:: Work instructions ::
Output all lines exactly.

------ Dataset

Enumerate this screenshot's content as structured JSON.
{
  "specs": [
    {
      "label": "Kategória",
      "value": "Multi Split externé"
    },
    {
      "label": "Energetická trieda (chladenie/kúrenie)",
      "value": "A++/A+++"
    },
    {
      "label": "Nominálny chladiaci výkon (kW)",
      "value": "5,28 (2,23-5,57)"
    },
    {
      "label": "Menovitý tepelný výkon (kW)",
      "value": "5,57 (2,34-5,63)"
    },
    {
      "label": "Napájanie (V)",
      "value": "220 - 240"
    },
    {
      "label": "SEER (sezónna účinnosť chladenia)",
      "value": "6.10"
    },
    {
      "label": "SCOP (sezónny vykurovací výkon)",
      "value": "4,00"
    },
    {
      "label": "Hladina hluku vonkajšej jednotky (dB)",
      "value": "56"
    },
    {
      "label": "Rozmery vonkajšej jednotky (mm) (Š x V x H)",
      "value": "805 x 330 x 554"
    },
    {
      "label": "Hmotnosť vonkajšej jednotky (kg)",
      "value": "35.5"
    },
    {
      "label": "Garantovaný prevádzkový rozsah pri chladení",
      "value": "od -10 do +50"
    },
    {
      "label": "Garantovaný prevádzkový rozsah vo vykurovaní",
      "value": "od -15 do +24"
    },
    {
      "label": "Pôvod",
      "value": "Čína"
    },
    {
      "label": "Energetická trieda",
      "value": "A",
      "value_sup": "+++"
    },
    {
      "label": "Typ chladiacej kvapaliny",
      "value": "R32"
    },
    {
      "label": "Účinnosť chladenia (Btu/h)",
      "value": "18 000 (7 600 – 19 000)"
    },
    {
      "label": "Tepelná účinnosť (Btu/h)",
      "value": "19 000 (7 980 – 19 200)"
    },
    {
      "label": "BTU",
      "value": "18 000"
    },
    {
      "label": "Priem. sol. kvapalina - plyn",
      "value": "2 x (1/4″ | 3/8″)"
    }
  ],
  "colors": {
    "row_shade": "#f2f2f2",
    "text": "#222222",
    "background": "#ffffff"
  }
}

------------

:: Result for this exercise ::
Enumerate this screenshot's content as structured JSON.
{
  "specs": [
    {
      "label": "Kategória",
      "value": "Multi Split externé"
    },
    {
      "label": "Energetická trieda (chladenie/kúrenie)",
      "value": "A++/A+++"
    },
    {
      "label": "Nominálny chladiaci výkon (kW)",
      "value": "5,28 (2,23-5,57)"
    },
    {
      "label": "Menovitý tepelný výkon (kW)",
      "value": "5,57 (2,34-5,63)"
    },
    {
      "label": "Napájanie (V)",
      "value": "220 - 240"
    },
    {
      "label": "SEER (sezónna účinnosť chladenia)",
      "value": "6.10"
    },
    {
      "label": "SCOP (sezónny vykurovací výkon)",
      "value": "4,00"
    },
    {
      "label": "Hladina hluku vonkajšej jednotky (dB)",
      "value": "56"
    },
    {
      "label": "Rozmery vonkajšej jednotky (mm) (Š x V x H)",
      "value": "805 x 330 x 554"
    },
    {
      "label": "Hmotnosť vonkajšej jednotky (kg)",
      "value": "35.5"
    },
    {
      "label": "Garantovaný prevádzkový rozsah pri chladení",
      "value": "od -10 do +50"
    },
    {
      "label": "Garantovaný prevádzkový rozsah vo vykurovaní",
      "value": "od -15 do +24"
    },
    {
      "label": "Pôvod",
      "value": "Čína"
    },
    {
      "label": "Energetická trieda",
      "value": "A",
      "value_sup": "+++"
    },
    {
      "label": "Typ chladiacej kvapaliny",
      "value": "R32"
    },
    {
      "label": "Účinnosť chladenia (Btu/h)",
      "value": "18 000 (7 600 – 19 000)"
    },
    {
      "label": "Tepelná účinnosť (Btu/h)",
      "value": "19 000 (7 980 – 19 200)"
    },
    {
      "label": "BTU",
      "value": "18 000"
    },
    {
      "label": "Priem. sol. kvapalina - plyn",
      "value": "2 x (1/4″ | 3/8″)"
    }
  ],
  "colors": {
    "row_shade": "#f2f2f2",
    "text": "#222222",
    "background": "#ffffff"
  }
}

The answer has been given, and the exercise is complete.